• **Provided records**
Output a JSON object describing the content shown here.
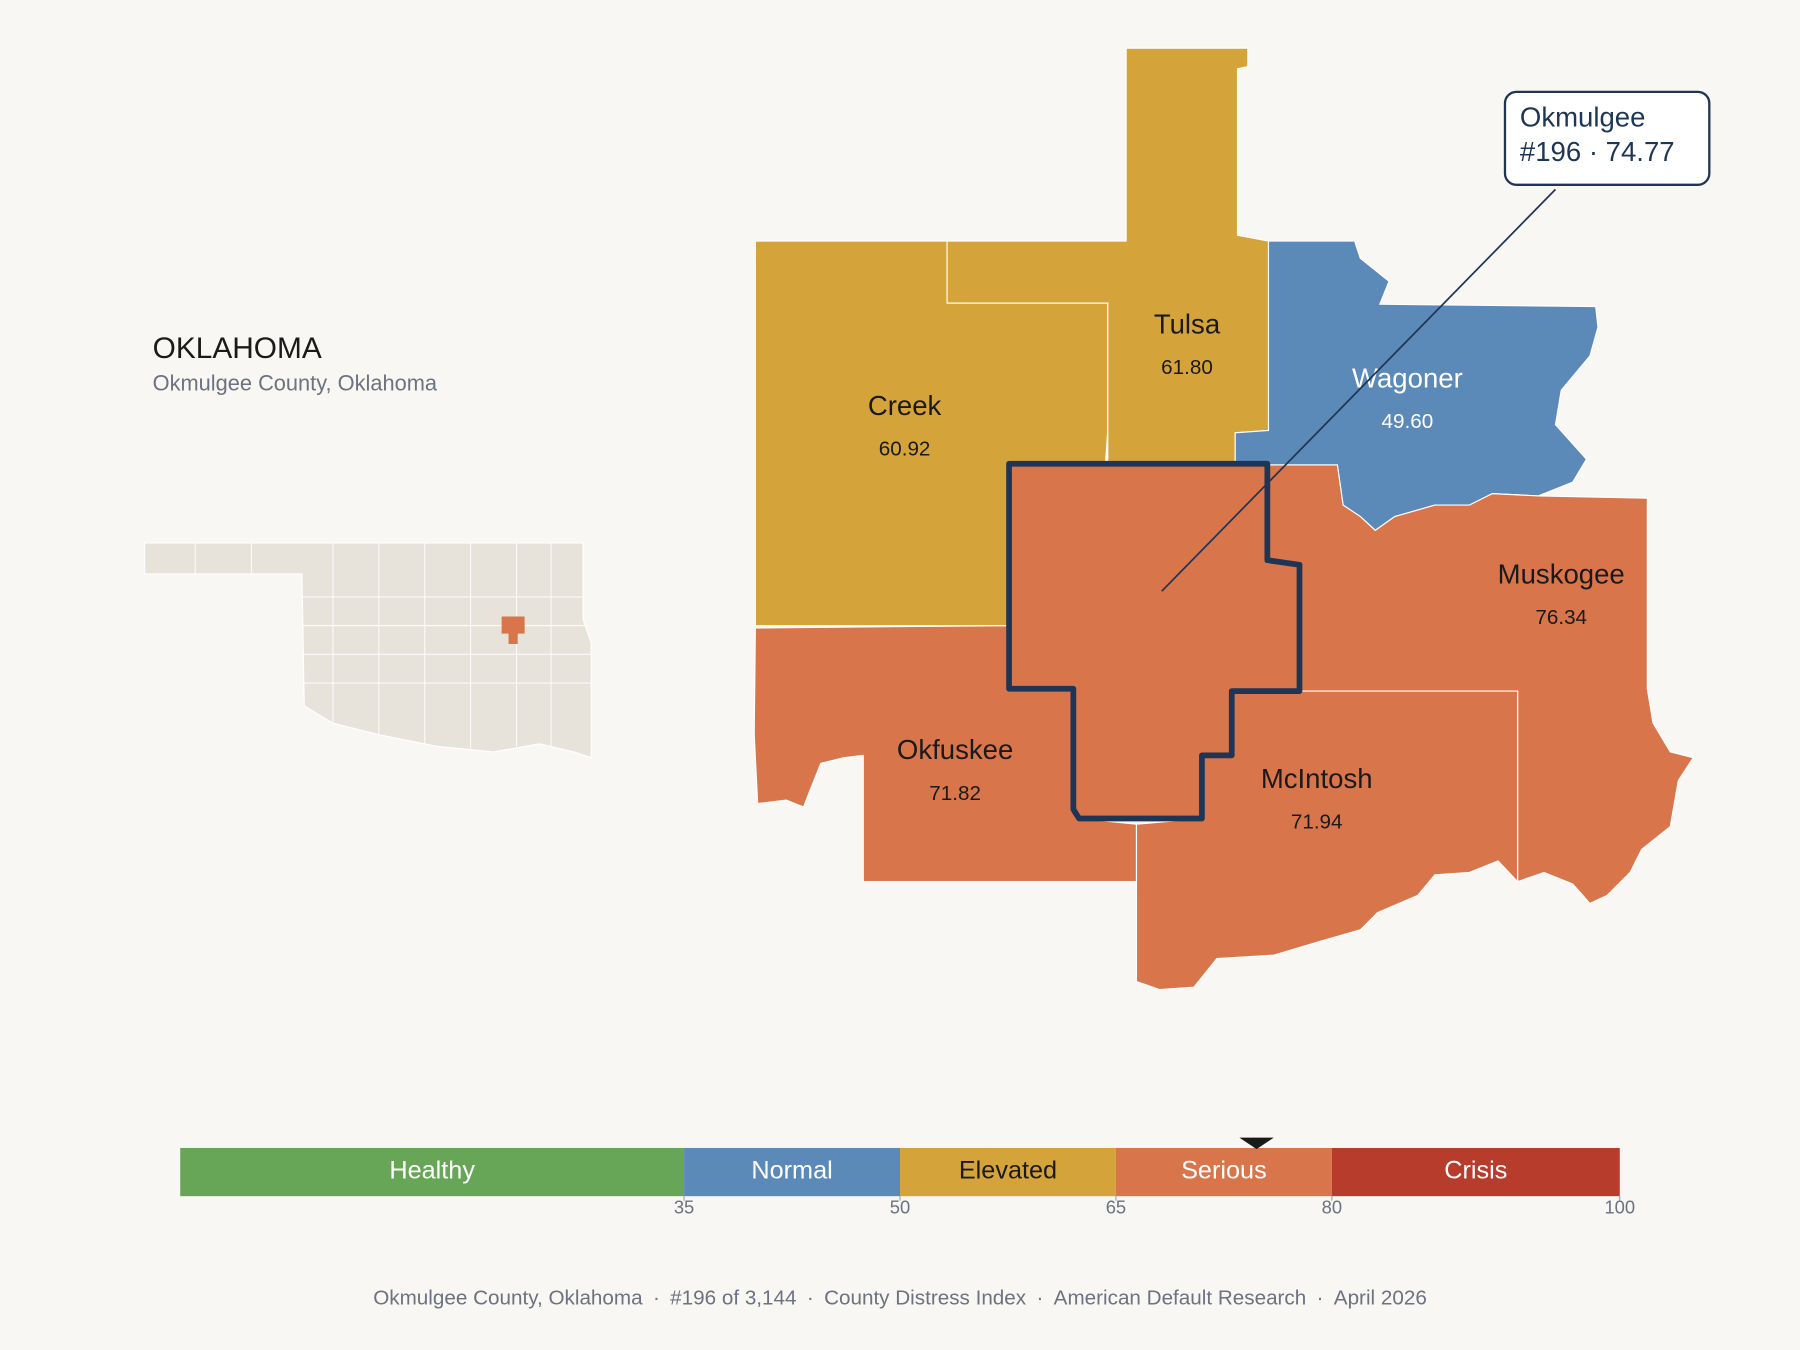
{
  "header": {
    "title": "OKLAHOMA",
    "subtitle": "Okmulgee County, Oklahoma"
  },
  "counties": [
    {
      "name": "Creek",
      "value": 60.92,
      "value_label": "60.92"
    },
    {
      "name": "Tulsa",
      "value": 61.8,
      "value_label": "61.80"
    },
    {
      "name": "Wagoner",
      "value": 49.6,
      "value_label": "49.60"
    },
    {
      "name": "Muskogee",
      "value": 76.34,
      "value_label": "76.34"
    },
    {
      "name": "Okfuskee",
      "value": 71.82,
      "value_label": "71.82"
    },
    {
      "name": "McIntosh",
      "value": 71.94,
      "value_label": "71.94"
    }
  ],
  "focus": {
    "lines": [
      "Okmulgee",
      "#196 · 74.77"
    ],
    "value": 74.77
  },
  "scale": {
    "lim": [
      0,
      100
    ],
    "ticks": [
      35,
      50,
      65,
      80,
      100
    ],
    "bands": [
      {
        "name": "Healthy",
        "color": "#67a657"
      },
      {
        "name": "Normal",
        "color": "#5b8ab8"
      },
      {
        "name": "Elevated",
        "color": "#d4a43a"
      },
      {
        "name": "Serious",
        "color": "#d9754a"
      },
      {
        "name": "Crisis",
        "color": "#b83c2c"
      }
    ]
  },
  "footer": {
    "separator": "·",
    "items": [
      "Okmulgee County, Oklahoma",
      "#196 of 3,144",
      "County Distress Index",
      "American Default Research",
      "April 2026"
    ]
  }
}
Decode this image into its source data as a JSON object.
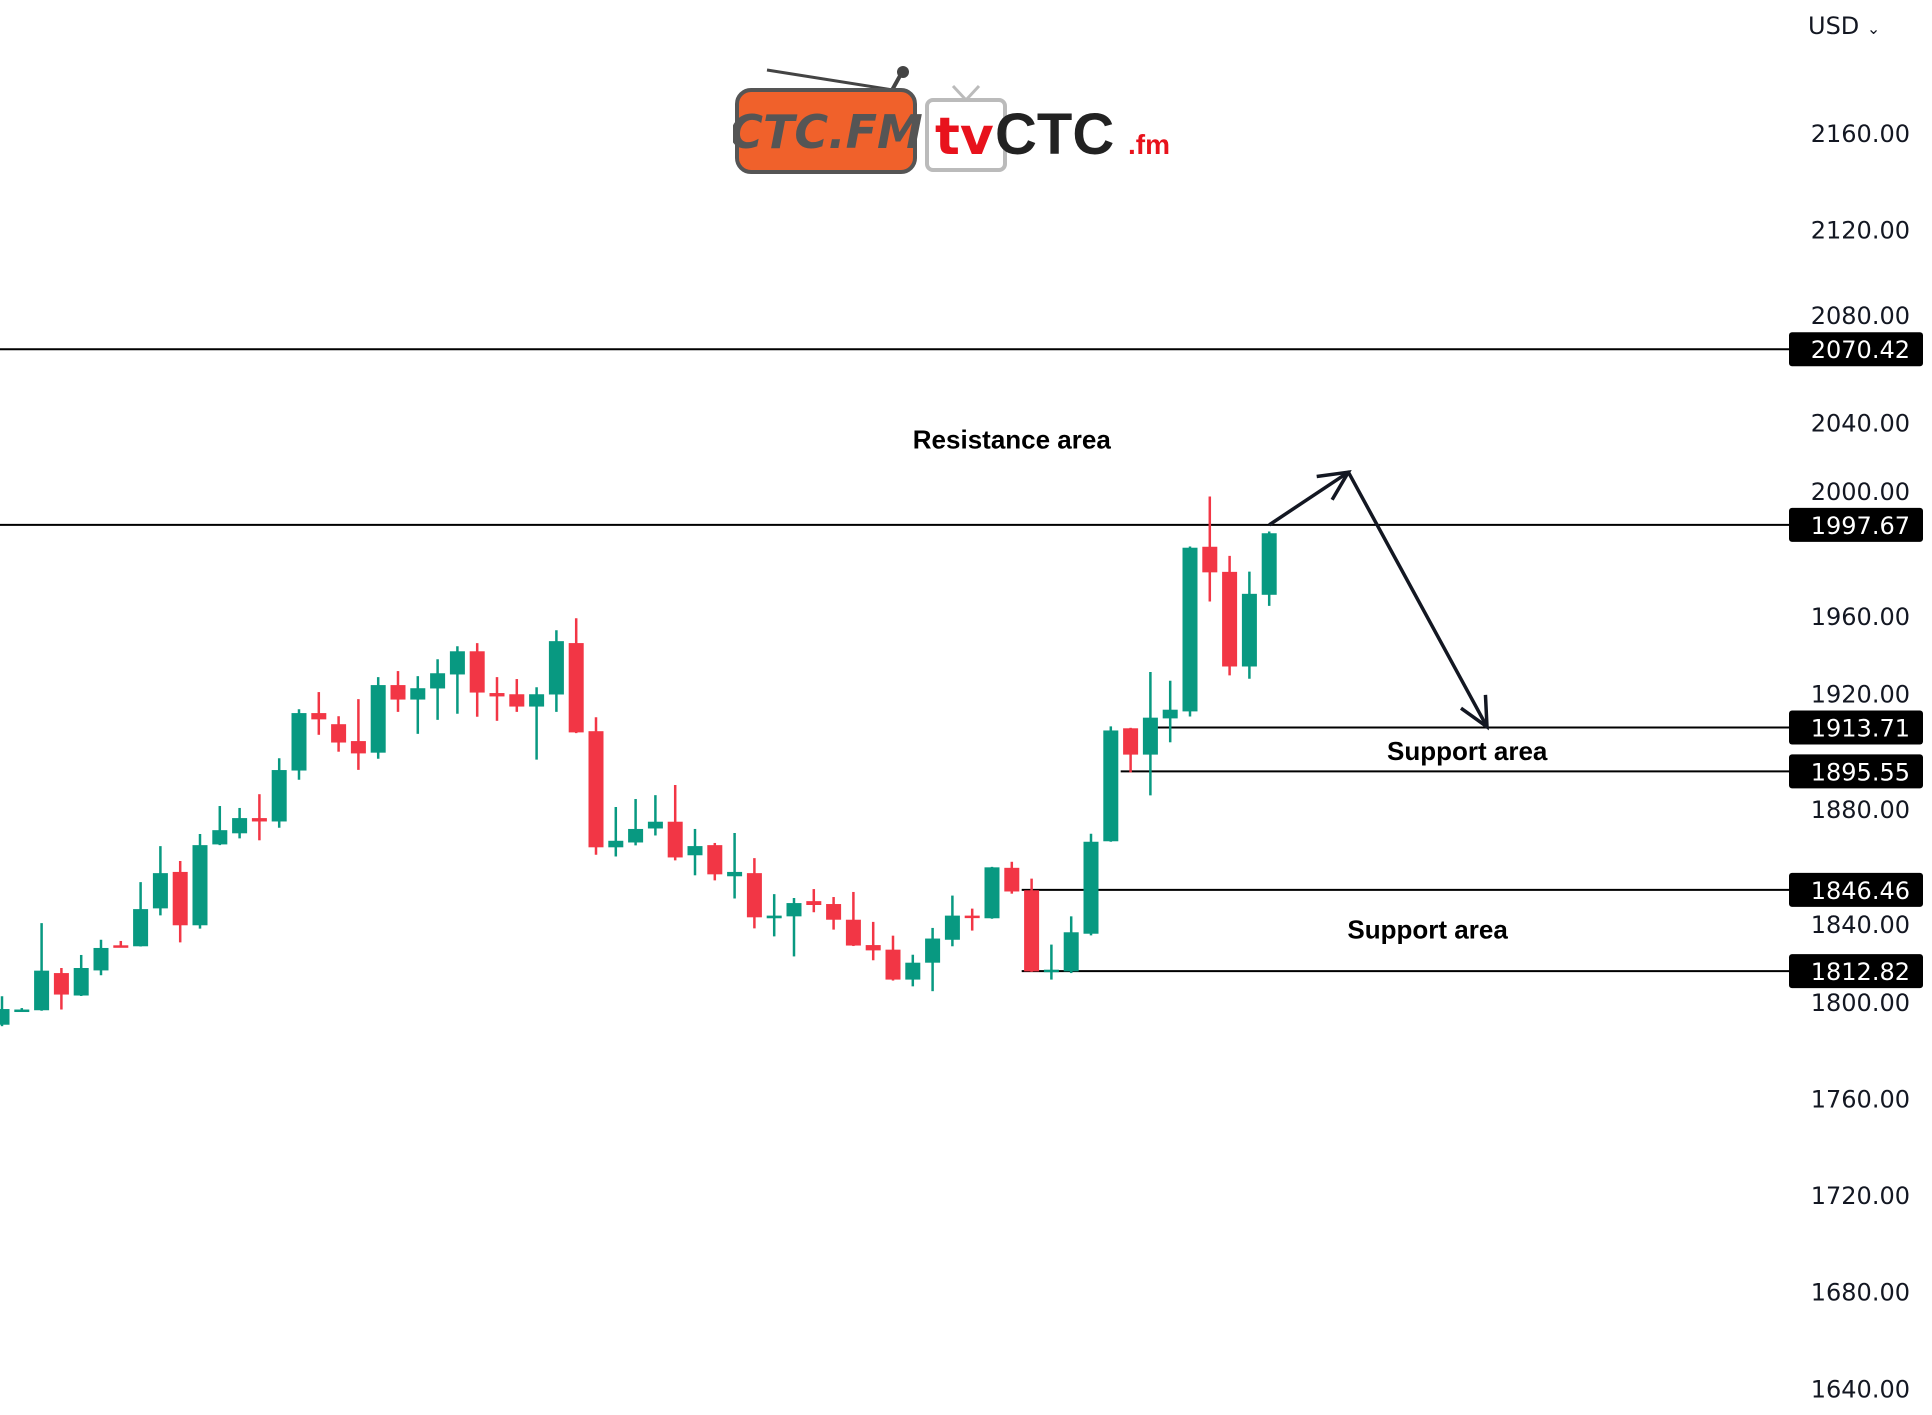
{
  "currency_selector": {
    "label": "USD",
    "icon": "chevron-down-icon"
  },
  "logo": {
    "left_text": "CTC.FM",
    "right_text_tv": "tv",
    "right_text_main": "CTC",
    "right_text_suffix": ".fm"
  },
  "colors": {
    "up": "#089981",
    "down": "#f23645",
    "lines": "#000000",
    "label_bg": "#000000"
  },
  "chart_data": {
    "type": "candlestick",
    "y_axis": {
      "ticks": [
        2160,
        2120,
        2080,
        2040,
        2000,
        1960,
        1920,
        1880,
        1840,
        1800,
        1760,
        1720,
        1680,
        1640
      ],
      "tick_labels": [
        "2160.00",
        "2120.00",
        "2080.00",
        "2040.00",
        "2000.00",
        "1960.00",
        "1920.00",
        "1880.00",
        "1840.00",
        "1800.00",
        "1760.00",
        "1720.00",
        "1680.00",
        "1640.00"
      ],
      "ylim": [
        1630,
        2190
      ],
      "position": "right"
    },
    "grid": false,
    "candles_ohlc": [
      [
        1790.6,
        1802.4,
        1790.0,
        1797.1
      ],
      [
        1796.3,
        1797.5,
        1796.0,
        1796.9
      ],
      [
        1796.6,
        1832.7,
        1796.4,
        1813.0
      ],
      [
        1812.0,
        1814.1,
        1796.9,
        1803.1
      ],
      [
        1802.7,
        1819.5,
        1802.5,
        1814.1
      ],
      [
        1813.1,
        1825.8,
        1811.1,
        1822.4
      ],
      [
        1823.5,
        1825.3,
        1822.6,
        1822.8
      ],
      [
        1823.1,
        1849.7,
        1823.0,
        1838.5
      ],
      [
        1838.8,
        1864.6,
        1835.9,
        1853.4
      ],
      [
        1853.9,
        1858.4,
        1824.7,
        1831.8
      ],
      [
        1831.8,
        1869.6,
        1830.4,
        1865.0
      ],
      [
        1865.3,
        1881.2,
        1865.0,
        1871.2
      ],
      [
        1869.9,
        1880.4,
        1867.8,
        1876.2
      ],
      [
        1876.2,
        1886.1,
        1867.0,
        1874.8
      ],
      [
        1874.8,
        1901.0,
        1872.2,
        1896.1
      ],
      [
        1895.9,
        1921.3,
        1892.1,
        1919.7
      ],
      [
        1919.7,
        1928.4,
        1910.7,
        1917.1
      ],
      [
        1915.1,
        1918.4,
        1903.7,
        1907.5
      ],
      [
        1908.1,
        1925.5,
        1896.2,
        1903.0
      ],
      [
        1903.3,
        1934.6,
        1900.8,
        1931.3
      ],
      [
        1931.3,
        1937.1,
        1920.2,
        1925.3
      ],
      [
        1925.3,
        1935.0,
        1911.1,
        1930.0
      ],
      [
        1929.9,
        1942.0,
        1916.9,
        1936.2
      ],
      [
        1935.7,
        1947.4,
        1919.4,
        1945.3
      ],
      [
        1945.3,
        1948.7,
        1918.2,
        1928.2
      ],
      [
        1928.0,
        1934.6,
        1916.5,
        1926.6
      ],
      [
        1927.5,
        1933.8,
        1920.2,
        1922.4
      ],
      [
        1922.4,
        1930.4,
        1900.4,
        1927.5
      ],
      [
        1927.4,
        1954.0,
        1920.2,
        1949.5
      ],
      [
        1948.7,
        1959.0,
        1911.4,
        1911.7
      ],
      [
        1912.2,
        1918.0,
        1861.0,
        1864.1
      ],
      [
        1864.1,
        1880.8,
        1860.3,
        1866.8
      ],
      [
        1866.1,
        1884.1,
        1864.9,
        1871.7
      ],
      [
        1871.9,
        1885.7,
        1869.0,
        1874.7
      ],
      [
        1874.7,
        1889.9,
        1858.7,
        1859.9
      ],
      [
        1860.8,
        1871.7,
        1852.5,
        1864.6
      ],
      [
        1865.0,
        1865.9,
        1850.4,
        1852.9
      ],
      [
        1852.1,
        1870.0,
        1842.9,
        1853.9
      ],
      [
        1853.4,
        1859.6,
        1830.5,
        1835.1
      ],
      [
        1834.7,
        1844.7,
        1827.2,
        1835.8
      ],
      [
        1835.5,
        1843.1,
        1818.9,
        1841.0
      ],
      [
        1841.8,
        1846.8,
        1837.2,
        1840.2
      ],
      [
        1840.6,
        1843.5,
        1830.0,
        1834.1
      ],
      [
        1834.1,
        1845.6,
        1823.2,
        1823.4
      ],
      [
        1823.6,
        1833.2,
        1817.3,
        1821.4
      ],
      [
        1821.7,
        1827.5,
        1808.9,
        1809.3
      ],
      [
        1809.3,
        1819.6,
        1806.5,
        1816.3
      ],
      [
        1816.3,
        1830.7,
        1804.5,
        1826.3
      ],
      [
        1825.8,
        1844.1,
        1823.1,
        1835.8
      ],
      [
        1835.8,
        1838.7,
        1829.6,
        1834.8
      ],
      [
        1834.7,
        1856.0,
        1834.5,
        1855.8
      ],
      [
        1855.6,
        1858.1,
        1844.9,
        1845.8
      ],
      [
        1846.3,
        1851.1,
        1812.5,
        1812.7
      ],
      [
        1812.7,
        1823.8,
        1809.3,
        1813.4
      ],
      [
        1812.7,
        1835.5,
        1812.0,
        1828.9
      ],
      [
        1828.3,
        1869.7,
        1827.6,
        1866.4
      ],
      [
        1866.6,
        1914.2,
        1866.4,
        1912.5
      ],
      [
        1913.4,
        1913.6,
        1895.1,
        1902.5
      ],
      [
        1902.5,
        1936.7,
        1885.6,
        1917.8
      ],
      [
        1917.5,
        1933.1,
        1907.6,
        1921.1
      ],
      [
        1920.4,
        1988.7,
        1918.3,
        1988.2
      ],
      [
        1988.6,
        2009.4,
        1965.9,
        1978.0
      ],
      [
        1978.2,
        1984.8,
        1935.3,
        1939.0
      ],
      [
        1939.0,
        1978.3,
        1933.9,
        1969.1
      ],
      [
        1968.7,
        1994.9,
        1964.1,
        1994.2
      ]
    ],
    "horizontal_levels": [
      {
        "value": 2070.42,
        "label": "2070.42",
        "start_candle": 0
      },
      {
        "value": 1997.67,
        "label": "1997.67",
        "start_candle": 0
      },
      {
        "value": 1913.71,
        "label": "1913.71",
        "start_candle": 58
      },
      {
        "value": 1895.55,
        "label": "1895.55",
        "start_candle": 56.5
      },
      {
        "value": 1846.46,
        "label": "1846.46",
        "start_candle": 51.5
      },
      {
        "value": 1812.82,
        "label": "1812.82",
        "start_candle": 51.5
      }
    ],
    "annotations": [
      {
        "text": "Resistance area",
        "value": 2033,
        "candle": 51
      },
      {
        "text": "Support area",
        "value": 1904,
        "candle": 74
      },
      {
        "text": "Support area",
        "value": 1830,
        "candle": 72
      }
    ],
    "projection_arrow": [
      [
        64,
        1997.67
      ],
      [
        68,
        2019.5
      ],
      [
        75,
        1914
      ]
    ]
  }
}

• **Goal of the exercise**
From the entries above, pull out each line that includes "object".

• **Exercise solution**
Output a JSON object describing the content shown here.
Decode this image into its source data as a JSON object.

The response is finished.